Phase 4: Core operational modules

Recommended order:

  1. Haulers
  2. Container logs
  3. Inspections
  4. Enforcement
  5. Penalty actions

For each module:

  • Map routes, controllers, models, views, reports, and exports
  • Write workflow acceptance criteria with real users
  • Rebuild screens in Livewire and Tailwind
  • Replace Vue 1 widgets with Livewire state and Alpine interactions
  • Port validation and business rules into requests, actions, or service classes
  • Migrate data and verify row-level parity
  • Add feature tests and regression coverage

Exit criteria:

  • each module has signed-off workflow parity
  • imported data matches expected counts and sample records
  • critical flows are test-covered

Phase 5: Peripheral modules and cross-cutting systems

  • Transfer station
  • Damaged container
  • Vehicle, vehicle incidents, inspections, and repairs
  • Waste facility reports
  • DART operational reports
  • Time and attendance / sign in-out
  • Documents, images, sharing, email, and rotation workflows
  • Reporting, PDF generation, and Excel exports

Exit criteria:

  • all required modules are rebuilt
  • file and report outputs are validated against legacy expectations

Phase 6: Parallel run and cutover readiness

  • Stand up staging with production-like infrastructure
  • Run full imports repeatedly from current production data
  • Perform UAT with operational users
  • Run legacy and new workflows in parallel where feasible
  • Compare reports, exports, and critical counts between systems
  • Prepare rollback and re-run procedures

Exit criteria:

  • business owners approve parity
  • cutover runbook is complete
  • rollback path is documented and tested

Phase 7: Production migration

  • Freeze legacy writes during cutover window
  • Run final data import
  • Validate counts, attachments, and user access
  • Switch traffic to Laravel 12
  • Closely monitor logs, queues, mail, and user-reported issues
  • Keep legacy system available in read-only mode for a defined period

Exit criteria:

  • new system is stable in production
  • legacy system is no longer needed for operational writes

Non-Negotiable Technical Workstreams

These workstreams should run alongside the phases above:

  • Security cleanup
  • Configuration cleanup and secret rotation
  • Testing and characterization coverage
  • Data migration tooling
  • File/image storage migration
  • Reporting and export validation
  • Logging, monitoring, and audit trails
  • Performance testing for large lists, filters, and reports

High-Risk Items That Need Early Decisions

  • Whether current legacy group strings should become a simple role enum or a full permission model
  • Whether legacy file storage paths are still on local disk, shared storage, or another external location
  • Which reports are operationally critical and must match exactly on day one
  • Which modules are still heavily used versus effectively dormant
  • Whether some features should be retired instead of migrated
  • How ongoing legacy changes will be triaged during the migration period

Production Readiness Checklist

  • Full production database audit completed
  • Full production file audit completed
  • Secrets removed from source and rotated
  • Staging environment mirrors production architecture
  • Repeatable import scripts verified
  • UAT sign-off collected by module
  • Monitoring and alerting enabled
  • Rollback plan tested
  • Read-only legacy fallback defined

Open Questions

  • What does the actual production schema look like today?

------------------------------------------------------------------------

■ Problem requirements ■
In the migration plan, what does Phase 7 say traffic is switched to? The items below come from a separate source and are unrelated to the migration plan.

------------------------------------------------------------------------

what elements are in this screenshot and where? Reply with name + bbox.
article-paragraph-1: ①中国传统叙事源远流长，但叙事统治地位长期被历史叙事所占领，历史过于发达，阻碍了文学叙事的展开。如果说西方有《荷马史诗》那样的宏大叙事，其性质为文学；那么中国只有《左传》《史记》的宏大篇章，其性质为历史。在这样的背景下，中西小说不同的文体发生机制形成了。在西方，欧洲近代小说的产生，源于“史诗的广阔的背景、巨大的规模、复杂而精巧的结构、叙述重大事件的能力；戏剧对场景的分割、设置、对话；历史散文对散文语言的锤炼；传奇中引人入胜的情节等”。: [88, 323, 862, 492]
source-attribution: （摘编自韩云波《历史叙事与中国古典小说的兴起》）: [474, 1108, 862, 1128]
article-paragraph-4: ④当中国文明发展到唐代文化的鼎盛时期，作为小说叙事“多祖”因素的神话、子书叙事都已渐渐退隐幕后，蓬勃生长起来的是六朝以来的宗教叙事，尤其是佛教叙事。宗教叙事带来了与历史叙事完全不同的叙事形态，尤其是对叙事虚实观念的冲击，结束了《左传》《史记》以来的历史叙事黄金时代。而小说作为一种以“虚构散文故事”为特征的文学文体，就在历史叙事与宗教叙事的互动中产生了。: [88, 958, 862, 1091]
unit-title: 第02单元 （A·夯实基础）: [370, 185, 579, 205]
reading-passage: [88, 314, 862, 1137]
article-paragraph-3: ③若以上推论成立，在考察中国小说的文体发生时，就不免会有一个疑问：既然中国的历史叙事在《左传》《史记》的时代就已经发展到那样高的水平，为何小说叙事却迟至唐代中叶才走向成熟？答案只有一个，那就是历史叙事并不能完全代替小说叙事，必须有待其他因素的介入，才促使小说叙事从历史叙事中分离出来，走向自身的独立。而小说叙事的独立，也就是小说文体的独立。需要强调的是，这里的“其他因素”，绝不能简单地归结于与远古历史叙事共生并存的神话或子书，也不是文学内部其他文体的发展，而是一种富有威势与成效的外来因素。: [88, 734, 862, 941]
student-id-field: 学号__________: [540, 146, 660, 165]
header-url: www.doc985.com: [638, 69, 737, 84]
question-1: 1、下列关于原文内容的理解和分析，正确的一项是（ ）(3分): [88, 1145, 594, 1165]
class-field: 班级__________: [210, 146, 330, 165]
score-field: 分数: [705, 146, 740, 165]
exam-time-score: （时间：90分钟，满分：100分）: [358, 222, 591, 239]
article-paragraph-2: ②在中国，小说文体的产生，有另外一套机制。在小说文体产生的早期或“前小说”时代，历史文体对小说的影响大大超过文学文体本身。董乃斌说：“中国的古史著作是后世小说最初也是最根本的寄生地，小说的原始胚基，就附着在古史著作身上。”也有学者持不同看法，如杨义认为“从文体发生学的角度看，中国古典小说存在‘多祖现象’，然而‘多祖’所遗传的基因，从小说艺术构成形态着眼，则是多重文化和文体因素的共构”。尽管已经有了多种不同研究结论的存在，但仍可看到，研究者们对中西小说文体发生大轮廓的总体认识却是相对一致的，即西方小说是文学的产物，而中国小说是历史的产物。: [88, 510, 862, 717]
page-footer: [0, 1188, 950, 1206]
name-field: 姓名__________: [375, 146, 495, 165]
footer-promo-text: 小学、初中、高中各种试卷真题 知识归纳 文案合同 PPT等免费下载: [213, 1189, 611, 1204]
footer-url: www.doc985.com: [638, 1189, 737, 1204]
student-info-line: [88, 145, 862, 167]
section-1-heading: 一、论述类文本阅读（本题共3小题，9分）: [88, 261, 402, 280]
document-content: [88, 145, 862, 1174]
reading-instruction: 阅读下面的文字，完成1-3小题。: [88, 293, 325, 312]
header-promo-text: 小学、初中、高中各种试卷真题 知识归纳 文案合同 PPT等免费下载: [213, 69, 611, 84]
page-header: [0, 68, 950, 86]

------------------------------------------------------------------------

■ Your response ■
Laravel 12